Rows from a figure dataset
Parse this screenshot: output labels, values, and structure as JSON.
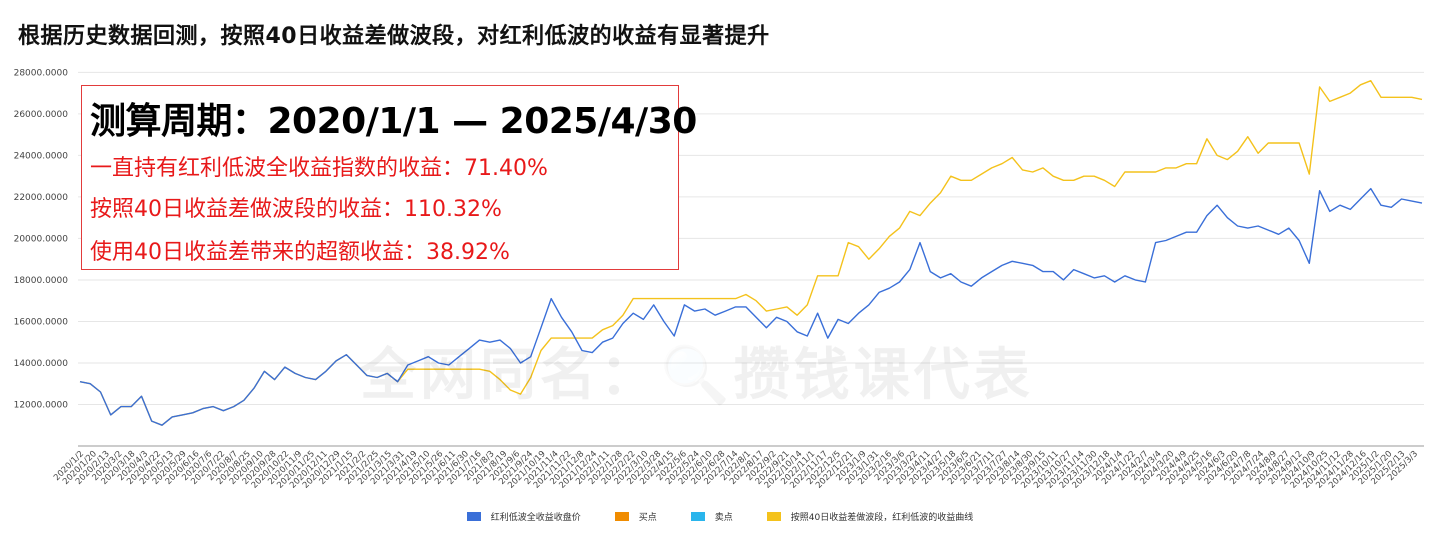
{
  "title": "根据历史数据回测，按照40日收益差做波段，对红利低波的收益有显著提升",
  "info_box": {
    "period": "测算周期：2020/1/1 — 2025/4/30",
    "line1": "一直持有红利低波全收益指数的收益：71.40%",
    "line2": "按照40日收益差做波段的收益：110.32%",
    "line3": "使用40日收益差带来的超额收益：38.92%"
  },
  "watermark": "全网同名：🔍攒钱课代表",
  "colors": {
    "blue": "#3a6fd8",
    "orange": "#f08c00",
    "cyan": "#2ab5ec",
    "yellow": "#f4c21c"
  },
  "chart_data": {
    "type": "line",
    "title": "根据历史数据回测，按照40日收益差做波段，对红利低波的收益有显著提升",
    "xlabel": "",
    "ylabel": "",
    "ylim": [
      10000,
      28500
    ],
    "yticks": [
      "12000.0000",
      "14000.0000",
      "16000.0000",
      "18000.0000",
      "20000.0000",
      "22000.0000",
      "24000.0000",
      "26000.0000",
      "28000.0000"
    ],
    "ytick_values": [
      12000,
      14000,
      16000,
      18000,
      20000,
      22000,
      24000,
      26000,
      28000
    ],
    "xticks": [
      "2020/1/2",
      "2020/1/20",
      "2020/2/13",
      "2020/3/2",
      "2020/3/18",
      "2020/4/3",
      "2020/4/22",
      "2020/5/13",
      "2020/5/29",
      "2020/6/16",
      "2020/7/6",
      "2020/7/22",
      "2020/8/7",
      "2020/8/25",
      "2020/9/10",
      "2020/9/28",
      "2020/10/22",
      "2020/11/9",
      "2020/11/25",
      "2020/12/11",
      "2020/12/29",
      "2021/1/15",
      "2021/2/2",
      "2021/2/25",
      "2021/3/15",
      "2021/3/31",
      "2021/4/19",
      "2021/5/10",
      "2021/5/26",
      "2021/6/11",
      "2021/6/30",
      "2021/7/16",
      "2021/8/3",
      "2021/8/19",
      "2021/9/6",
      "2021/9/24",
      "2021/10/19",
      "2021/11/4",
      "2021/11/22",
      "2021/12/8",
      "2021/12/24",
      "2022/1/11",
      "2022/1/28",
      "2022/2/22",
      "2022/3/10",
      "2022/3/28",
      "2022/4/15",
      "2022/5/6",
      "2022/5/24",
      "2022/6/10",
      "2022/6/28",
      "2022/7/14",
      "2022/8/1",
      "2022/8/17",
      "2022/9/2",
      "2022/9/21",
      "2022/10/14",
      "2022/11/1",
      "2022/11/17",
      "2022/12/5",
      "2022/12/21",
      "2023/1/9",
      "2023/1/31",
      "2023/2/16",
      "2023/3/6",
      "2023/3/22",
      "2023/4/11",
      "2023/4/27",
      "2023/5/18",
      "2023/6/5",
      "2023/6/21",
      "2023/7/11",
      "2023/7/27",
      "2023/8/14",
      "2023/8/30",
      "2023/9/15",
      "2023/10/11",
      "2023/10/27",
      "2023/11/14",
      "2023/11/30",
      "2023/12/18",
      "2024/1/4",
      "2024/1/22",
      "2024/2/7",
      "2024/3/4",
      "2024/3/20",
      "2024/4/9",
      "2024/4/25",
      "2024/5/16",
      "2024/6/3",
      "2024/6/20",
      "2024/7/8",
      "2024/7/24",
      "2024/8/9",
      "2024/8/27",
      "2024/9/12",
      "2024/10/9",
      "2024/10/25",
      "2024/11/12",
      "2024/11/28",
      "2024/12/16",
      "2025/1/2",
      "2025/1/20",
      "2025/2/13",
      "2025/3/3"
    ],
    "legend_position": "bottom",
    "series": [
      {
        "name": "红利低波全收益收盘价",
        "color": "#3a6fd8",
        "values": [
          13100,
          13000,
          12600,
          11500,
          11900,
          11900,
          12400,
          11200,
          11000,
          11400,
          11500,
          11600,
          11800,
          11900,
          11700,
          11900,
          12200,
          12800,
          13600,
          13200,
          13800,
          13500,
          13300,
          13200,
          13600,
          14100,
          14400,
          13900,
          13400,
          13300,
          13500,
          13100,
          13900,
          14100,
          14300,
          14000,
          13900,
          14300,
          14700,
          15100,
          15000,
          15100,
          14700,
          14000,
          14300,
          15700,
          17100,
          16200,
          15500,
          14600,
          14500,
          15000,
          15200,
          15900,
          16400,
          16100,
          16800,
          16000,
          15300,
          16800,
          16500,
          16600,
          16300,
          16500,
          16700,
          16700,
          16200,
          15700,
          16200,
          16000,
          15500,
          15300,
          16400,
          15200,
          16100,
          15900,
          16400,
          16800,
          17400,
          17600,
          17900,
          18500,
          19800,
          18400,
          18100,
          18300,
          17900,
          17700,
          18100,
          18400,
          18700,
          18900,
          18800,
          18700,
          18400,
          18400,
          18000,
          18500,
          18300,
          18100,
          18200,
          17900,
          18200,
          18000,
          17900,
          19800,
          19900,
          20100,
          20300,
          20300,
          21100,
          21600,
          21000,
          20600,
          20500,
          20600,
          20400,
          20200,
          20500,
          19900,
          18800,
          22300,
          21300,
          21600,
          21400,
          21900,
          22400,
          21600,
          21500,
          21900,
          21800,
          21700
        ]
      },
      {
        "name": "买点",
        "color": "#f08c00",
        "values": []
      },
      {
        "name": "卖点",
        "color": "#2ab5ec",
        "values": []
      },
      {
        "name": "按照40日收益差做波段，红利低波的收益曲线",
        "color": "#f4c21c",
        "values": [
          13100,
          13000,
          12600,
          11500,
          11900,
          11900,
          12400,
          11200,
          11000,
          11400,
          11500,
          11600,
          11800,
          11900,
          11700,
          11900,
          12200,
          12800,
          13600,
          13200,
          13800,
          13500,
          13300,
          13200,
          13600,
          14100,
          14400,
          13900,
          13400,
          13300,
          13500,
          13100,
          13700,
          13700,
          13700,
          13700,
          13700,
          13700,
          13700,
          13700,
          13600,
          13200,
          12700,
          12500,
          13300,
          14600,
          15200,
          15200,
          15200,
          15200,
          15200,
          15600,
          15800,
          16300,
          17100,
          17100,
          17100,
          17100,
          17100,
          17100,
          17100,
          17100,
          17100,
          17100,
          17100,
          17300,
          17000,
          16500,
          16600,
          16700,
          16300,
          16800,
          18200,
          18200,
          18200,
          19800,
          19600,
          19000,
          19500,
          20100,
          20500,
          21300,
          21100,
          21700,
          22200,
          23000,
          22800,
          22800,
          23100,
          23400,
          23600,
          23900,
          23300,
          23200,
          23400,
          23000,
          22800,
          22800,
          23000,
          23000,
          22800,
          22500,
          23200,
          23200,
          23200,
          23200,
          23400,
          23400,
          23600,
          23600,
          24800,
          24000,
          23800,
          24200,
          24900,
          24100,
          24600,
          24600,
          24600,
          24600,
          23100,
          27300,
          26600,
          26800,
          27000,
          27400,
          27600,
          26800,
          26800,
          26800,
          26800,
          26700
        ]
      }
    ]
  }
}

_WRITTEN EXERCISE_: Pull every line containing the word "根据历史数据回测" out of the material.

_ANSWER TO THE EXERCISE_:
  "title": "根据历史数据回测，按照40日收益差做波段，对红利低波的收益有显著提升",
    "title": "根据历史数据回测，按照40日收益差做波段，对红利低波的收益有显著提升",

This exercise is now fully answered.